### Instructions for the task:
Can you retype the lines starting with the first one and ending after the line that contains "p1-y-tick-label: 300 [27,104,75,136]", both included, without changing anything?

### Material:
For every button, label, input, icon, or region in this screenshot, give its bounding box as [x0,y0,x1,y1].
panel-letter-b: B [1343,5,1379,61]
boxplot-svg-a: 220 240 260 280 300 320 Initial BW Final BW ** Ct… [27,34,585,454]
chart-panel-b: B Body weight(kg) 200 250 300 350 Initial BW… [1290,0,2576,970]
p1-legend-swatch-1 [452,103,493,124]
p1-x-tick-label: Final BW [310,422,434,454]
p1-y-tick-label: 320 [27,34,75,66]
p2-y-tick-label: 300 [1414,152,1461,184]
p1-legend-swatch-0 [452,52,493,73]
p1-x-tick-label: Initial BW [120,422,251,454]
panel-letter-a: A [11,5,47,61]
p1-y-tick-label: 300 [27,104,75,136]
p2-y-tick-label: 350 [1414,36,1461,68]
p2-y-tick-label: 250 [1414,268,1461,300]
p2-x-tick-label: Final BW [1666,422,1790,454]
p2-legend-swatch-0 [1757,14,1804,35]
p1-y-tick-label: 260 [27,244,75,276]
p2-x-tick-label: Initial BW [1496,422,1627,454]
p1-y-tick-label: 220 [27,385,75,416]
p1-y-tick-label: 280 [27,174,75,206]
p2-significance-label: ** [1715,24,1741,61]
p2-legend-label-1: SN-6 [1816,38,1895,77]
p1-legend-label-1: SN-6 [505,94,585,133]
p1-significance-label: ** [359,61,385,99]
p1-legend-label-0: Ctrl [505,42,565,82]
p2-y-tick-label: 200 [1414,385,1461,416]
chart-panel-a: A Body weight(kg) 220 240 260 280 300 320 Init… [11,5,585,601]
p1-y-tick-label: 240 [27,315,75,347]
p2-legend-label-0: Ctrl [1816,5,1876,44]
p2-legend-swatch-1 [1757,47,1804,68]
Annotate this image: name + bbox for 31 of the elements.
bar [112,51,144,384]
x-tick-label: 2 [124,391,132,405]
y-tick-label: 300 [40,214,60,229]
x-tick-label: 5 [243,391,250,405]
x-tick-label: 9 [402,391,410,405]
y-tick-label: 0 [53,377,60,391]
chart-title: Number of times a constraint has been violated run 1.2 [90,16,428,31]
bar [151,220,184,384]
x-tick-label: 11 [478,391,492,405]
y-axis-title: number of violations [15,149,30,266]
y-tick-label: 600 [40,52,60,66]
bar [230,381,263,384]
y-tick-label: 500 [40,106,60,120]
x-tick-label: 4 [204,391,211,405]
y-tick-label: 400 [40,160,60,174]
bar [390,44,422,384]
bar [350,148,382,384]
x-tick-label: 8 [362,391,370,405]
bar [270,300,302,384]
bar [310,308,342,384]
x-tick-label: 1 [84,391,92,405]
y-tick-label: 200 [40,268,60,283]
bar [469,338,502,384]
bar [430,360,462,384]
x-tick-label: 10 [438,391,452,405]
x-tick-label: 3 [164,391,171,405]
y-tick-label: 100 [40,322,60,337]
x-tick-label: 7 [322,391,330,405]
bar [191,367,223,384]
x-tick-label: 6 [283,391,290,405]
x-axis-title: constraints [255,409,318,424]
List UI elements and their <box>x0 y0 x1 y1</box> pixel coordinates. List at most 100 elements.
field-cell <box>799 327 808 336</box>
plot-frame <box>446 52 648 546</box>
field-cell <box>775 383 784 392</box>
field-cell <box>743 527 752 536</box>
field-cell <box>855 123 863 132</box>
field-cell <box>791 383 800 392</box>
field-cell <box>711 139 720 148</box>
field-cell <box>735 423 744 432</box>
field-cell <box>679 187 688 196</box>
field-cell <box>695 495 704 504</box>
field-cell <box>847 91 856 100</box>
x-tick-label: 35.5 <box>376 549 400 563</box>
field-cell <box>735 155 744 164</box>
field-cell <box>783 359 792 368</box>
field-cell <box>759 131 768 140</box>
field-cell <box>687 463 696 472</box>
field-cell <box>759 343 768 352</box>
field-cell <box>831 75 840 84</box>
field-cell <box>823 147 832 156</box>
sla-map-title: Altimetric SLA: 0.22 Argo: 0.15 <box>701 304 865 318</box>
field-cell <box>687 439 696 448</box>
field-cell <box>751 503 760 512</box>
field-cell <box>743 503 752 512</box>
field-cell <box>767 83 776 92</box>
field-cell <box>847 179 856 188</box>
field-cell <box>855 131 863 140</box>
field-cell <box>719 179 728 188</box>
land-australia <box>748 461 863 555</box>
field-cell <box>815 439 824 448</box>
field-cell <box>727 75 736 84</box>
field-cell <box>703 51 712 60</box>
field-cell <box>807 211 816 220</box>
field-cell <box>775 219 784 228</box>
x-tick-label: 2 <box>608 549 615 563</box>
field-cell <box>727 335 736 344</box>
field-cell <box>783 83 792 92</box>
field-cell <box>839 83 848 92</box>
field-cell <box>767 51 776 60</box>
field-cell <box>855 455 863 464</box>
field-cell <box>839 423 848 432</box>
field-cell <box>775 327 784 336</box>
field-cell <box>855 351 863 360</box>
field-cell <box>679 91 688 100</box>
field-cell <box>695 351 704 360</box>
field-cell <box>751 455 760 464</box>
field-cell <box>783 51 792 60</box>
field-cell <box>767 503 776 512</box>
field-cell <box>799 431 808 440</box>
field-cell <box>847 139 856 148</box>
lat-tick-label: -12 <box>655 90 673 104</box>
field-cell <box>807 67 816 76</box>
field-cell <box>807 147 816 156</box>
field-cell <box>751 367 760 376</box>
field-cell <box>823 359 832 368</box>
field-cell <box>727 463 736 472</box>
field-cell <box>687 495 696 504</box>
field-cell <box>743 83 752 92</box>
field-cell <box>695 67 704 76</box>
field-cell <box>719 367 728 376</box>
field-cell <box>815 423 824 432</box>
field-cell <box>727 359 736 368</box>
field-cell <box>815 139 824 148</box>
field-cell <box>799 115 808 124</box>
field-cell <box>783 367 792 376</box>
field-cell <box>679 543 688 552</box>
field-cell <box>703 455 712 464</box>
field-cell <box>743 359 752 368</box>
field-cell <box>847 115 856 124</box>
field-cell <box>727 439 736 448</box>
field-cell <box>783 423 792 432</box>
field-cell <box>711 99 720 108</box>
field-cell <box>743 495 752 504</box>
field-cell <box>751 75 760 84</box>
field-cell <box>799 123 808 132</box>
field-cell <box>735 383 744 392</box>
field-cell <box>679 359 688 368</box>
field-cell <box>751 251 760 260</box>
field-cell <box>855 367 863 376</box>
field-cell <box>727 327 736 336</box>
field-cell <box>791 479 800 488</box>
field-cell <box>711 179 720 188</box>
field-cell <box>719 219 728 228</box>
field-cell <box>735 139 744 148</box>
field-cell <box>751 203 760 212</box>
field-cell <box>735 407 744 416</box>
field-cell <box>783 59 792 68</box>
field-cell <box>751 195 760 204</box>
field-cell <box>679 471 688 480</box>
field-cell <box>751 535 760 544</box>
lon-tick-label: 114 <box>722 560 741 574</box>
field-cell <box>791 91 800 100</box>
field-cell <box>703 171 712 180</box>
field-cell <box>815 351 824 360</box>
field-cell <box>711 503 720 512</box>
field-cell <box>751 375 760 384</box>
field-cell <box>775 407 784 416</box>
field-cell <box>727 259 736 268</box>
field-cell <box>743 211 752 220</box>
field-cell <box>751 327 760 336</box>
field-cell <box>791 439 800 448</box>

### Completed task:
For every button, label, input, icon, or region in this screenshot, give its bounding box as [x0,y0,x1,y1].
panel-letter-b: B [1343,5,1379,61]
boxplot-svg-a: 220 240 260 280 300 320 Initial BW Final BW ** Ct… [27,34,585,454]
chart-panel-b: B Body weight(kg) 200 250 300 350 Initial BW… [1290,0,2576,970]
p1-legend-swatch-1 [452,103,493,124]
p1-x-tick-label: Final BW [310,422,434,454]
p1-y-tick-label: 320 [27,34,75,66]
p2-y-tick-label: 300 [1414,152,1461,184]
p1-legend-swatch-0 [452,52,493,73]
p1-x-tick-label: Initial BW [120,422,251,454]
panel-letter-a: A [11,5,47,61]
p1-y-tick-label: 300 [27,104,75,136]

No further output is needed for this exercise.